■ Task instructions ■
Copy every record word for word.

■ Source records ■
-- start --

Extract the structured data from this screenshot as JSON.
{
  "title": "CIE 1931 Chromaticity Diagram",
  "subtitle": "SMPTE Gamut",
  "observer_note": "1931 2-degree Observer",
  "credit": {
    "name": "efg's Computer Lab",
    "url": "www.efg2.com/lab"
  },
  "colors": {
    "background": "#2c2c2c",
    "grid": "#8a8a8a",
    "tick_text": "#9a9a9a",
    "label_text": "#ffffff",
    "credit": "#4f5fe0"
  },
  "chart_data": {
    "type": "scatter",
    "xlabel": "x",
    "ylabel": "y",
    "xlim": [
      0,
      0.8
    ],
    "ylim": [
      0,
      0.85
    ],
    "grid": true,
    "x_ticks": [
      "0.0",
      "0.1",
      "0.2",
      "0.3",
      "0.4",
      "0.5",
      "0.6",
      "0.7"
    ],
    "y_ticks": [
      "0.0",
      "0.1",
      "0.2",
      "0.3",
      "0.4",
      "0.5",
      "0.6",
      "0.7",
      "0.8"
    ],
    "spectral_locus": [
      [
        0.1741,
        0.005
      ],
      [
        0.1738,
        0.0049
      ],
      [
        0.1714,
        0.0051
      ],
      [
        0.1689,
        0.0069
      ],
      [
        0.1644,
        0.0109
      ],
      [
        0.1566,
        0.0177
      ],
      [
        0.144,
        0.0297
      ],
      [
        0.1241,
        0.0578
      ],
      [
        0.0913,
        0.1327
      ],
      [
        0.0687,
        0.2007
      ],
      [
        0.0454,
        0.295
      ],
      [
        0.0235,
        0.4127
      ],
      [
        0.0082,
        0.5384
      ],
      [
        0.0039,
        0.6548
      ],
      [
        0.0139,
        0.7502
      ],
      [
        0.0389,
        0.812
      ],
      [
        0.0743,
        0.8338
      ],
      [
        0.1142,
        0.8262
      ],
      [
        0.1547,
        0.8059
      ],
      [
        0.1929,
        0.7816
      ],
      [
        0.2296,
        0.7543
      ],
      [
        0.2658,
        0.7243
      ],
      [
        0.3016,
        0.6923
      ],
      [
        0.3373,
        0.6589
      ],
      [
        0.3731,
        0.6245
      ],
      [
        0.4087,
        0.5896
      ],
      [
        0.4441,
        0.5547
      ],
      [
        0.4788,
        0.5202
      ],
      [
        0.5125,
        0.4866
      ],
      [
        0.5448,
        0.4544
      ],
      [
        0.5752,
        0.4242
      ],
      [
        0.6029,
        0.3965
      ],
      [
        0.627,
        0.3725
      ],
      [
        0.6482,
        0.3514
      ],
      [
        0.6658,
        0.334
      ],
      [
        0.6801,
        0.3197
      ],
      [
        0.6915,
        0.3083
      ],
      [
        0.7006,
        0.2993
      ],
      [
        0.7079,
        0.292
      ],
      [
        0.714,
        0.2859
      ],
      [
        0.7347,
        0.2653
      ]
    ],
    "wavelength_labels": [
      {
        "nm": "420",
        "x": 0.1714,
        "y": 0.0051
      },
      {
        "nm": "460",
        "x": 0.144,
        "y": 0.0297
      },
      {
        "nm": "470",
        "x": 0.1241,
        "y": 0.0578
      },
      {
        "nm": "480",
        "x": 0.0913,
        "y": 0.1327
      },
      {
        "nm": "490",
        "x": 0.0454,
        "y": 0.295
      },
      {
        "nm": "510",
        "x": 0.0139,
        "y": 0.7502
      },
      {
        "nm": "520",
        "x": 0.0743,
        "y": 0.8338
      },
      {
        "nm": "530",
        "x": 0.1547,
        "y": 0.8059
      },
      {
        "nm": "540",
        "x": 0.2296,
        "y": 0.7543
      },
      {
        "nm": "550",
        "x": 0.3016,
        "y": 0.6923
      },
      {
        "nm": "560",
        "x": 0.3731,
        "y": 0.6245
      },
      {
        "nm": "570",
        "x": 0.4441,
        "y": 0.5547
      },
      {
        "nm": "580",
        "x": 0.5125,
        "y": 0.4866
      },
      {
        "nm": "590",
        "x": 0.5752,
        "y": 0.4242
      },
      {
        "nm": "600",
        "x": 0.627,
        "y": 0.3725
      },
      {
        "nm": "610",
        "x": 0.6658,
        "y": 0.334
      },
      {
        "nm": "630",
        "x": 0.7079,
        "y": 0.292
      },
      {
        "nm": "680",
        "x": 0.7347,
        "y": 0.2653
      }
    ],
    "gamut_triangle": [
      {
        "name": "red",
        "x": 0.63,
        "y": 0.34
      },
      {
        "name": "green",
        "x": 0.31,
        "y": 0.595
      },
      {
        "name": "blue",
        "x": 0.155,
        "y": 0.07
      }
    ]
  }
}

-- end --

■ Exercise output ■
Extract the structured data from this screenshot as JSON.
{
  "title": "CIE 1931 Chromaticity Diagram",
  "subtitle": "SMPTE Gamut",
  "observer_note": "1931 2-degree Observer",
  "credit": {
    "name": "efg's Computer Lab",
    "url": "www.efg2.com/lab"
  },
  "colors": {
    "background": "#2c2c2c",
    "grid": "#8a8a8a",
    "tick_text": "#9a9a9a",
    "label_text": "#ffffff",
    "credit": "#4f5fe0"
  },
  "chart_data": {
    "type": "scatter",
    "xlabel": "x",
    "ylabel": "y",
    "xlim": [
      0,
      0.8
    ],
    "ylim": [
      0,
      0.85
    ],
    "grid": true,
    "x_ticks": [
      "0.0",
      "0.1",
      "0.2",
      "0.3",
      "0.4",
      "0.5",
      "0.6",
      "0.7"
    ],
    "y_ticks": [
      "0.0",
      "0.1",
      "0.2",
      "0.3",
      "0.4",
      "0.5",
      "0.6",
      "0.7",
      "0.8"
    ],
    "spectral_locus": [
      [
        0.1741,
        0.005
      ],
      [
        0.1738,
        0.0049
      ],
      [
        0.1714,
        0.0051
      ],
      [
        0.1689,
        0.0069
      ],
      [
        0.1644,
        0.0109
      ],
      [
        0.1566,
        0.0177
      ],
      [
        0.144,
        0.0297
      ],
      [
        0.1241,
        0.0578
      ],
      [
        0.0913,
        0.1327
      ],
      [
        0.0687,
        0.2007
      ],
      [
        0.0454,
        0.295
      ],
      [
        0.0235,
        0.4127
      ],
      [
        0.0082,
        0.5384
      ],
      [
        0.0039,
        0.6548
      ],
      [
        0.0139,
        0.7502
      ],
      [
        0.0389,
        0.812
      ],
      [
        0.0743,
        0.8338
      ],
      [
        0.1142,
        0.8262
      ],
      [
        0.1547,
        0.8059
      ],
      [
        0.1929,
        0.7816
      ],
      [
        0.2296,
        0.7543
      ],
      [
        0.2658,
        0.7243
      ],
      [
        0.3016,
        0.6923
      ],
      [
        0.3373,
        0.6589
      ],
      [
        0.3731,
        0.6245
      ],
      [
        0.4087,
        0.5896
      ],
      [
        0.4441,
        0.5547
      ],
      [
        0.4788,
        0.5202
      ],
      [
        0.5125,
        0.4866
      ],
      [
        0.5448,
        0.4544
      ],
      [
        0.5752,
        0.4242
      ],
      [
        0.6029,
        0.3965
      ],
      [
        0.627,
        0.3725
      ],
      [
        0.6482,
        0.3514
      ],
      [
        0.6658,
        0.334
      ],
      [
        0.6801,
        0.3197
      ],
      [
        0.6915,
        0.3083
      ],
      [
        0.7006,
        0.2993
      ],
      [
        0.7079,
        0.292
      ],
      [
        0.714,
        0.2859
      ],
      [
        0.7347,
        0.2653
      ]
    ],
    "wavelength_labels": [
      {
        "nm": "420",
        "x": 0.1714,
        "y": 0.0051
      },
      {
        "nm": "460",
        "x": 0.144,
        "y": 0.0297
      },
      {
        "nm": "470",
        "x": 0.1241,
        "y": 0.0578
      },
      {
        "nm": "480",
        "x": 0.0913,
        "y": 0.1327
      },
      {
        "nm": "490",
        "x": 0.0454,
        "y": 0.295
      },
      {
        "nm": "510",
        "x": 0.0139,
        "y": 0.7502
      },
      {
        "nm": "520",
        "x": 0.0743,
        "y": 0.8338
      },
      {
        "nm": "530",
        "x": 0.1547,
        "y": 0.8059
      },
      {
        "nm": "540",
        "x": 0.2296,
        "y": 0.7543
      },
      {
        "nm": "550",
        "x": 0.3016,
        "y": 0.6923
      },
      {
        "nm": "560",
        "x": 0.3731,
        "y": 0.6245
      },
      {
        "nm": "570",
        "x": 0.4441,
        "y": 0.5547
      },
      {
        "nm": "580",
        "x": 0.5125,
        "y": 0.4866
      },
      {
        "nm": "590",
        "x": 0.5752,
        "y": 0.4242
      },
      {
        "nm": "600",
        "x": 0.627,
        "y": 0.3725
      },
      {
        "nm": "610",
        "x": 0.6658,
        "y": 0.334
      },
      {
        "nm": "630",
        "x": 0.7079,
        "y": 0.292
      },
      {
        "nm": "680",
        "x": 0.7347,
        "y": 0.2653
      }
    ],
    "gamut_triangle": [
      {
        "name": "red",
        "x": 0.63,
        "y": 0.34
      },
      {
        "name": "green",
        "x": 0.31,
        "y": 0.595
      },
      {
        "name": "blue",
        "x": 0.155,
        "y": 0.07
      }
    ]
  }
}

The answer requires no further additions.